■ WHAT YOU WILL DO
a - Reproduce the portion of the passage about Egypt and Tyre below, starting with "12 Egypt will" and going on through "de landen verstrooien.".
b - Translate this sentence from the passage about Egypt and Tyre below into Spanish: "I will cause Egypt to be very weak, with the result that it will never again rule over other nations."

11 For 40 years no one will walk through that area, and no one will live there.
Geen mensenvoet of dierenhoef zal het betreden, en veertig jaren zal het onbewoond blijven.
12 Egypt will be barren/empty, and it will be surrounded by other desolate nations. The cities in Egypt will be empty and deserted for 40 years, surrounded by ruined cities in nearby nations. I will cause the people of Egypt to be scattered to countries [far away].
Veertig jaar laat Ik Egypte braak liggen tussen geteisterde landen, en zijn steden als een puinhoop tussen verwoeste steden; de Egyptenaren zal Ik onder de volken verspreiden, en ze over de landen verstrooien.
13 But this is what [I], Yahweh the Lord, [also] say: “At the end of 40 years, I will enable the people of Egypt to return home [again] from the nations to which they were scattered.
Want dit zegt Jahweh, de Heer: Na verloop van veertig jaar zal Ik de Egyptenaren samenbrengen uit de volken, waaronder ze verspreid zijn,
14 I will bring back the people of Egypt who had been captured, and I will enable them to live again in the Pathros area [in the south], where they lived previously. But Egypt will be a very unimportant [DOU] kingdom.
en zal Ik Egypte’s lot ten beste keren; Ik breng ze terug naar het land Patros, het land waar ze vandaan komen. Maar ze zullen een onbeduidend rijkje vormen;
15 It will be the least important of [all] the nations; it will never again be greater than the nearby countries. I will cause Egypt to be very weak, with the result that it will never again rule over other nations.
kleiner dan andere rijken zal het zijn, en zich nimmer boven de volken kunnen verheffen. Ik zal ze klein houden, opdat ze de volken niet kunnen regeren.
16 [When that happens, the leaders of] Israel will no longer be tempted to ask Egypt to help them. Egypt will be punished, and that will cause the Israeli people to not forget that they previously sinned by trusting that Egypt could help them. And the people of Israel will know that I, Yahweh the Lord, [have the power to do what I say that I will do].” '”
Dan zullen ze voor het huis van Israël geen houvast meer zijn, en niet hun schuld in herinnering brengen, omdat zij zich daaraan hebben vastgeklampt. Zo zullen ze erkennen, dat Ik Jahweh ben!
17 Almost twenty-seven years [after we had been taken to Babylonia], on the first day [of the new year], Yahweh gave me this message:
In het zeven en twintigste jaar, op de eerste van de eerste maand, werd het woord van Jahweh tot mij gericht:
18 “You human, the army of king Nebuchadnezzar of Babylon fought very hard against Tyre, with the result that their heads were rubbed bare and their shoulders became (raw/full of blisters). But Nebuchadnezzar and his army did not get any valuable things from Tyre to reward them for their hard work [to destroy Tyre].
Mensenkind, Nabukodonosor, de koning van Babel, heeft zijn leger zware dienst laten doen tegen Tyrus; alle hoofden zijn kaal geworden en alle schouders zijn ontveld; maar noch voor hem, noch voor zijn leger viel er uit Tyrus iets te halen voor de moeite, die hij eraan besteed heeft.

■ DATASET ENTRIES
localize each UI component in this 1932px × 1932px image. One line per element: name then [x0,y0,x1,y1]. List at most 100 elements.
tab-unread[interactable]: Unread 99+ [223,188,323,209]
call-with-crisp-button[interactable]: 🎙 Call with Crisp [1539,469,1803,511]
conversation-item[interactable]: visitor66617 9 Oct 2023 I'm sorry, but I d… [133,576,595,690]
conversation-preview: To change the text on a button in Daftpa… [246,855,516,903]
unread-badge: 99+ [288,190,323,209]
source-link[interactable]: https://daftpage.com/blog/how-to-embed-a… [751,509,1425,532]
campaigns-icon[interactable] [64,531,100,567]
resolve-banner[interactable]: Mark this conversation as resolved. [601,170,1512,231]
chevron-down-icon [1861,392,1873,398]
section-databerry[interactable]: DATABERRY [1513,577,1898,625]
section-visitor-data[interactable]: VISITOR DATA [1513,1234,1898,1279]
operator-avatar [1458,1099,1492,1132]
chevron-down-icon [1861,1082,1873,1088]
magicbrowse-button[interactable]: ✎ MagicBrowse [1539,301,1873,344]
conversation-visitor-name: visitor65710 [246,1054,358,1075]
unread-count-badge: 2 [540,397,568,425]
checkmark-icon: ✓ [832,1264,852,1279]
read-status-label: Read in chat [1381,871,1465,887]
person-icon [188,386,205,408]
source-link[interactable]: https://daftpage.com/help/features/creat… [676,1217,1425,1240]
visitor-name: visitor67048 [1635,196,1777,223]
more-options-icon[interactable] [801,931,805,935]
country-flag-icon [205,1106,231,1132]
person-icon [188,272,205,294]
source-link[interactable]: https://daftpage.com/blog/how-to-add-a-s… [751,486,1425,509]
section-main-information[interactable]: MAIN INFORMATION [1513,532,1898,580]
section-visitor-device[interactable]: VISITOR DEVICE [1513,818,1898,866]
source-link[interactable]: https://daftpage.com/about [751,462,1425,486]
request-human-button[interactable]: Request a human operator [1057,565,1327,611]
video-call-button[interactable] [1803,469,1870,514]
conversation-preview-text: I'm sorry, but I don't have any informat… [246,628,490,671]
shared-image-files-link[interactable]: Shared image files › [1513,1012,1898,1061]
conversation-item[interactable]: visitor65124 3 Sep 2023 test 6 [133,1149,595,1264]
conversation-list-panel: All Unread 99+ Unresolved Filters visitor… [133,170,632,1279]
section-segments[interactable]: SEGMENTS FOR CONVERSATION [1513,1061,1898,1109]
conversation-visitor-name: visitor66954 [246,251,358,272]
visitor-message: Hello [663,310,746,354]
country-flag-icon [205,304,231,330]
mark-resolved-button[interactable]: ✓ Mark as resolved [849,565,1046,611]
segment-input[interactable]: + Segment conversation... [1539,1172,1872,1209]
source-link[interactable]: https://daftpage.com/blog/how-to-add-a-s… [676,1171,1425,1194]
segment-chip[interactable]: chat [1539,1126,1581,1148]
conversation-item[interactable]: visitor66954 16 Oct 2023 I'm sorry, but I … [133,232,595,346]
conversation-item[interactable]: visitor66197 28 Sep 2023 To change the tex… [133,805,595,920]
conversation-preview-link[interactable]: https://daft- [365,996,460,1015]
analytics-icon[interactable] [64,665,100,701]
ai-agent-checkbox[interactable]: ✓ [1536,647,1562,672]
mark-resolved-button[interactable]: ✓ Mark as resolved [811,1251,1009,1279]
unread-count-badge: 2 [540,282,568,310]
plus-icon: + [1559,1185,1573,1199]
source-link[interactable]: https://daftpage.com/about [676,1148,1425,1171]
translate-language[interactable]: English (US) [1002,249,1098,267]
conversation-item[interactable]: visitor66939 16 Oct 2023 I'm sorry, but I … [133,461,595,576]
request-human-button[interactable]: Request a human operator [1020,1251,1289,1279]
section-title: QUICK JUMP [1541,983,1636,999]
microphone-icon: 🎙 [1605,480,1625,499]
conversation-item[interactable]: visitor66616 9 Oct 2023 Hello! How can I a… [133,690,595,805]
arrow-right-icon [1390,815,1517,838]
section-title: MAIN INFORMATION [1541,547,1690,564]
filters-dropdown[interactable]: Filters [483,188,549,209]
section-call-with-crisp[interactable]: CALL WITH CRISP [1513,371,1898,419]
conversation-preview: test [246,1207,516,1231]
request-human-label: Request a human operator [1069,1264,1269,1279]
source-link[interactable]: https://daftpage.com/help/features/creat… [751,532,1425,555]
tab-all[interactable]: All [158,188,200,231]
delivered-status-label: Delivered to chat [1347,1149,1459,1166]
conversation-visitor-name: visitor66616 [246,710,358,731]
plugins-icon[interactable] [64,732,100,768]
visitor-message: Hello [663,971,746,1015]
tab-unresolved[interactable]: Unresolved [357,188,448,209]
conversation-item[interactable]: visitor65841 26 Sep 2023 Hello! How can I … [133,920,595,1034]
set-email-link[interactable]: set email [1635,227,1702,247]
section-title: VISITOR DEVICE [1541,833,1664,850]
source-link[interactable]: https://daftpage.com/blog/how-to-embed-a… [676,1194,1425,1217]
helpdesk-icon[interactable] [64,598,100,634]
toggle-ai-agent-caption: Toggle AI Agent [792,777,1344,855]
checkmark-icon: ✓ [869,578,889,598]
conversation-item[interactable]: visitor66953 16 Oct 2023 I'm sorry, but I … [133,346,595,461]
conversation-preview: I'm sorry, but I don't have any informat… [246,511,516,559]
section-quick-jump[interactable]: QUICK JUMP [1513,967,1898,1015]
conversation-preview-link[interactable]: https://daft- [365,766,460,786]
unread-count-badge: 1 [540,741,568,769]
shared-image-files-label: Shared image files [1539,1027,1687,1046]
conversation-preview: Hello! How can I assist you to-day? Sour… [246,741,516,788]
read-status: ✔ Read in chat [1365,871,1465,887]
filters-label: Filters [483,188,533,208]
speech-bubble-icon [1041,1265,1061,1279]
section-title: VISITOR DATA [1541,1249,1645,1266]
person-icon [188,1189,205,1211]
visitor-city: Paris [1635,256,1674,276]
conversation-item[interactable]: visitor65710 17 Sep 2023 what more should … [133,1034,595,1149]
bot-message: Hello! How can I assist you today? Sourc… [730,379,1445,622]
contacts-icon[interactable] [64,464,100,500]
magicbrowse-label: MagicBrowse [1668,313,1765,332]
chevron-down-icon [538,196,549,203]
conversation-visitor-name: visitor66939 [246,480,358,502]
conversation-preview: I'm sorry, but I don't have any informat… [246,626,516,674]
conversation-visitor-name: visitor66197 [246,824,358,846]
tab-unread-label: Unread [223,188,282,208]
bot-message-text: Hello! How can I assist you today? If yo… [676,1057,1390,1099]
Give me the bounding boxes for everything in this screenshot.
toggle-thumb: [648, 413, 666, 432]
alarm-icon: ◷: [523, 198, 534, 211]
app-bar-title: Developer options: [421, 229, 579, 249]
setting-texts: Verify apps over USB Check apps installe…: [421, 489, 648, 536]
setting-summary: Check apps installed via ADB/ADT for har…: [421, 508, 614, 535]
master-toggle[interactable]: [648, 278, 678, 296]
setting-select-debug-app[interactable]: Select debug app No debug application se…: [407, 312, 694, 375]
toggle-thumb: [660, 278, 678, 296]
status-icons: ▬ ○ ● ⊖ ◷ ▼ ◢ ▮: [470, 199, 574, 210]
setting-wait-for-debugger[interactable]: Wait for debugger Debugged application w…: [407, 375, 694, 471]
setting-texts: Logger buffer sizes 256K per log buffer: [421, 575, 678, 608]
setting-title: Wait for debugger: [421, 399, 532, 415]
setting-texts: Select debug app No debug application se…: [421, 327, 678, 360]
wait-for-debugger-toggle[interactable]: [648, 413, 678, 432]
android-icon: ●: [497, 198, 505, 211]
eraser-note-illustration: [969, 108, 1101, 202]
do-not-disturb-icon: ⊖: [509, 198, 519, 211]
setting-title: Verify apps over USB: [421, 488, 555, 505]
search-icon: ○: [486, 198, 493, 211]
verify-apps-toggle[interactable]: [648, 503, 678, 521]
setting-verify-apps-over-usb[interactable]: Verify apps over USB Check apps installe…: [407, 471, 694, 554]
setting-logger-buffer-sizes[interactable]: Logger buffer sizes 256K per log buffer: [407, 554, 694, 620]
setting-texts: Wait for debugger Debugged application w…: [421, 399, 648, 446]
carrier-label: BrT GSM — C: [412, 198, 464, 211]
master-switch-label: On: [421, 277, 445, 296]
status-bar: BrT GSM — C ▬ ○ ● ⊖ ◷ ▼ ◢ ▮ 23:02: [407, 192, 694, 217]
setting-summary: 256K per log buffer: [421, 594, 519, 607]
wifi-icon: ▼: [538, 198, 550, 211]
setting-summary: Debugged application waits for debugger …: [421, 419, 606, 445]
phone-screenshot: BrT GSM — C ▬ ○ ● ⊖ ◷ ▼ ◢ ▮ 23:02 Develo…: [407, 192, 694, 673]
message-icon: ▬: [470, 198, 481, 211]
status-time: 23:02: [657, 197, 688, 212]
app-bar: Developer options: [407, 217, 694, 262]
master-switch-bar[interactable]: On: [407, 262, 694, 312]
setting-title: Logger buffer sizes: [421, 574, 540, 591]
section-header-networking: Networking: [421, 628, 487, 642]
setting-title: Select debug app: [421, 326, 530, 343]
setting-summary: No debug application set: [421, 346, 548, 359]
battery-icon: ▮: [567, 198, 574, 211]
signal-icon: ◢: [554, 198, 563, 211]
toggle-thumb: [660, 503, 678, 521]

■ ANSWERS TO THE TASKS
a -
12 Egypt will be barren/empty, and it will be surrounded by other desolate nations. The cities in Egypt will be empty and deserted for 40 years, surrounded by ruined cities in nearby nations. I will cause the people of Egypt to be scattered to countries [far away].
Veertig jaar laat Ik Egypte braak liggen tussen geteisterde landen, en zijn steden als een puinhoop tussen verwoeste steden; de Egyptenaren zal Ik onder de volken verspreiden, en ze over de landen verstrooien.

b - Haré que Egipto sea muy débil, de modo que nunca más gobernará sobre otras naciones.